§ **Set exercise**: Copy out each line below that has the word "this" in it.

--

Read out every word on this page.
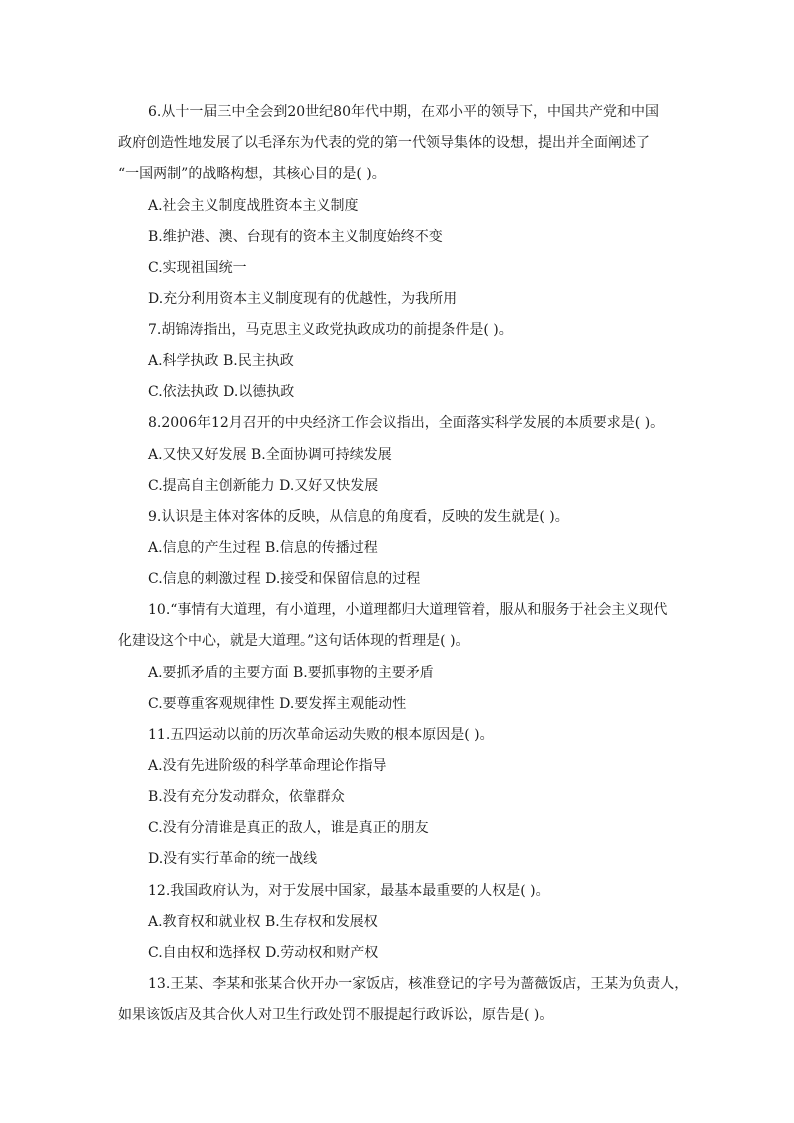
6.从十一届三中全会到20世纪80年代中期，在邓小平的领导下，中国共产党和中国
政府创造性地发展了以毛泽东为代表的党的第一代领导集体的设想，提出并全面阐述了
“一国两制”的战略构想，其核心目的是( )。
A.社会主义制度战胜资本主义制度
B.维护港、澳、台现有的资本主义制度始终不变
C.实现祖国统一
D.充分利用资本主义制度现有的优越性，为我所用
7.胡锦涛指出，马克思主义政党执政成功的前提条件是( )。
A.科学执政 B.民主执政
C.依法执政 D.以德执政
8.2006年12月召开的中央经济工作会议指出，全面落实科学发展的本质要求是( )。
A.又快又好发展 B.全面协调可持续发展
C.提高自主创新能力 D.又好又快发展
9.认识是主体对客体的反映，从信息的角度看，反映的发生就是( )。
A.信息的产生过程 B.信息的传播过程
C.信息的刺激过程 D.接受和保留信息的过程
10.“事情有大道理，有小道理，小道理都归大道理管着，服从和服务于社会主义现代
化建设这个中心，就是大道理。”这句话体现的哲理是( )。
A.要抓矛盾的主要方面 B.要抓事物的主要矛盾
C.要尊重客观规律性 D.要发挥主观能动性
11.五四运动以前的历次革命运动失败的根本原因是( )。
A.没有先进阶级的科学革命理论作指导
B.没有充分发动群众，依靠群众
C.没有分清谁是真正的敌人，谁是真正的朋友
D.没有实行革命的统一战线
12.我国政府认为，对于发展中国家，最基本最重要的人权是( )。
A.教育权和就业权 B.生存权和发展权
C.自由权和选择权 D.劳动权和财产权
13.王某、李某和张某合伙开办一家饭店，核准登记的字号为蔷薇饭店，王某为负责人，
如果该饭店及其合伙人对卫生行政处罚不服提起行政诉讼，原告是( )。
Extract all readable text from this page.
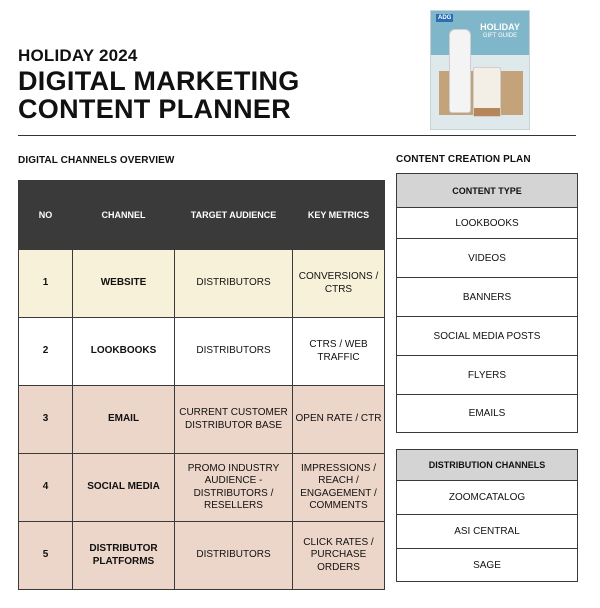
HOLIDAY 2024
DIGITAL MARKETING
CONTENT PLANNER
ADG
HOLIDAY
GIFT GUIDE
DIGITAL CHANNELS OVERVIEW	CONTENT CREATION PLAN
NO	CHANNEL	TARGET AUDIENCE	KEY METRICS
1	WEBSITE	DISTRIBUTORS	CONVERSIONS / CTRS
2	LOOKBOOKS	DISTRIBUTORS	CTRS / WEB TRAFFIC
3	EMAIL	CURRENT CUSTOMER DISTRIBUTOR BASE	OPEN RATE / CTR
4	SOCIAL MEDIA	PROMO INDUSTRY AUDIENCE - DISTRIBUTORS / RESELLERS	IMPRESSIONS / REACH / ENGAGEMENT / COMMENTS
5	DISTRIBUTOR PLATFORMS	DISTRIBUTORS	CLICK RATES / PURCHASE ORDERS
CONTENT TYPE
LOOKBOOKS
VIDEOS
BANNERS
SOCIAL MEDIA POSTS
FLYERS
EMAILS
DISTRIBUTION CHANNELS
ZOOMCATALOG
ASI CENTRAL
SAGE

--

§ **Reply to the task**:
Read out every word on this page.
Extract all readable text from this page.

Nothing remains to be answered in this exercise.